Stored items from a collection:
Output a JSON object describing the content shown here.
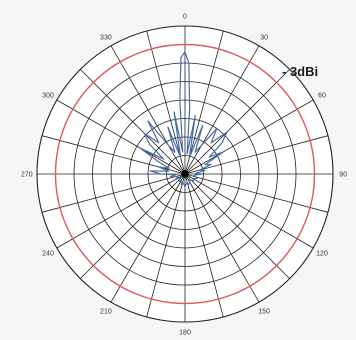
{
  "chart_data": {
    "type": "polar-line",
    "angle_ticks": [
      "0",
      "30",
      "60",
      "90",
      "120",
      "150",
      "180",
      "210",
      "240",
      "270",
      "300",
      "330"
    ],
    "annotation": "- 3dBi",
    "radius_range": [
      0,
      8
    ],
    "ring_count": 8,
    "reference_ring": 7,
    "angular_grid_step_deg": 15,
    "series": [
      {
        "color": "#4a6fa5",
        "angles": [
          -180,
          -170,
          -160,
          -150,
          -140,
          -130,
          -120,
          -110,
          -100,
          -95,
          -90,
          -85,
          -80,
          -75,
          -70,
          -65,
          -60,
          -55,
          -50,
          -45,
          -40,
          -35,
          -30,
          -25,
          -20,
          -15,
          -10,
          -6,
          -4,
          -2,
          0,
          2,
          4,
          6,
          10,
          15,
          20,
          25,
          30,
          35,
          40,
          45,
          50,
          55,
          60,
          65,
          70,
          75,
          80,
          85,
          90,
          95,
          100,
          110,
          120,
          130,
          140,
          150,
          160,
          170,
          180
        ],
        "radii": [
          0.7,
          0.5,
          0.6,
          0.4,
          0.5,
          0.3,
          0.6,
          0.4,
          0.8,
          0.5,
          1.3,
          1.9,
          0.9,
          1.5,
          0.9,
          1.6,
          2.8,
          1.4,
          2.5,
          3.1,
          2.2,
          3.5,
          1.8,
          1.3,
          2.7,
          0.9,
          3.4,
          1.2,
          4.0,
          6.3,
          6.6,
          6.0,
          3.6,
          1.1,
          3.2,
          0.9,
          2.8,
          1.3,
          1.8,
          3.0,
          2.2,
          3.2,
          2.6,
          1.6,
          2.4,
          1.2,
          1.5,
          0.8,
          1.1,
          0.6,
          0.9,
          0.6,
          0.5,
          0.7,
          0.5,
          0.6,
          0.4,
          0.5,
          0.6,
          0.5,
          0.7
        ]
      }
    ],
    "grid": true
  }
}
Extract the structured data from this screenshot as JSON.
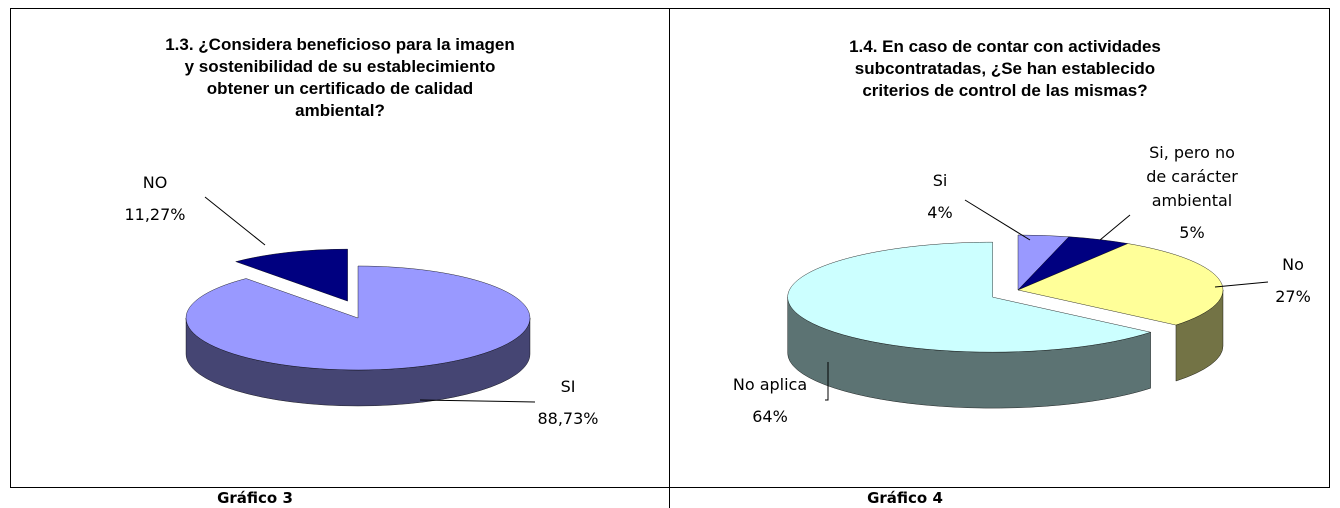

What you will do:
Above are records with pictures; repeat the records exactly and leave the pictures out.

Answer below:
Output a JSON object describing the content shown here.
{
  "chart_data": {
    "type": "polar-line",
    "angle_ticks": [
      "0",
      "30",
      "60",
      "90",
      "120",
      "150",
      "180",
      "210",
      "240",
      "270",
      "300",
      "330"
    ],
    "annotation": "- 3dBi",
    "radius_range": [
      0,
      8
    ],
    "ring_count": 8,
    "reference_ring": 7,
    "angular_grid_step_deg": 15,
    "series": [
      {
        "color": "#4a6fa5",
        "angles": [
          -180,
          -170,
          -160,
          -150,
          -140,
          -130,
          -120,
          -110,
          -100,
          -95,
          -90,
          -85,
          -80,
          -75,
          -70,
          -65,
          -60,
          -55,
          -50,
          -45,
          -40,
          -35,
          -30,
          -25,
          -20,
          -15,
          -10,
          -6,
          -4,
          -2,
          0,
          2,
          4,
          6,
          10,
          15,
          20,
          25,
          30,
          35,
          40,
          45,
          50,
          55,
          60,
          65,
          70,
          75,
          80,
          85,
          90,
          95,
          100,
          110,
          120,
          130,
          140,
          150,
          160,
          170,
          180
        ],
        "radii": [
          0.7,
          0.5,
          0.6,
          0.4,
          0.5,
          0.3,
          0.6,
          0.4,
          0.8,
          0.5,
          1.3,
          1.9,
          0.9,
          1.5,
          0.9,
          1.6,
          2.8,
          1.4,
          2.5,
          3.1,
          2.2,
          3.5,
          1.8,
          1.3,
          2.7,
          0.9,
          3.4,
          1.2,
          4.0,
          6.3,
          6.6,
          6.0,
          3.6,
          1.1,
          3.2,
          0.9,
          2.8,
          1.3,
          1.8,
          3.0,
          2.2,
          3.2,
          2.6,
          1.6,
          2.4,
          1.2,
          1.5,
          0.8,
          1.1,
          0.6,
          0.9,
          0.6,
          0.5,
          0.7,
          0.5,
          0.6,
          0.4,
          0.5,
          0.6,
          0.5,
          0.7
        ]
      }
    ],
    "grid": true
  }
}
Extract the structured data from this screenshot as JSON.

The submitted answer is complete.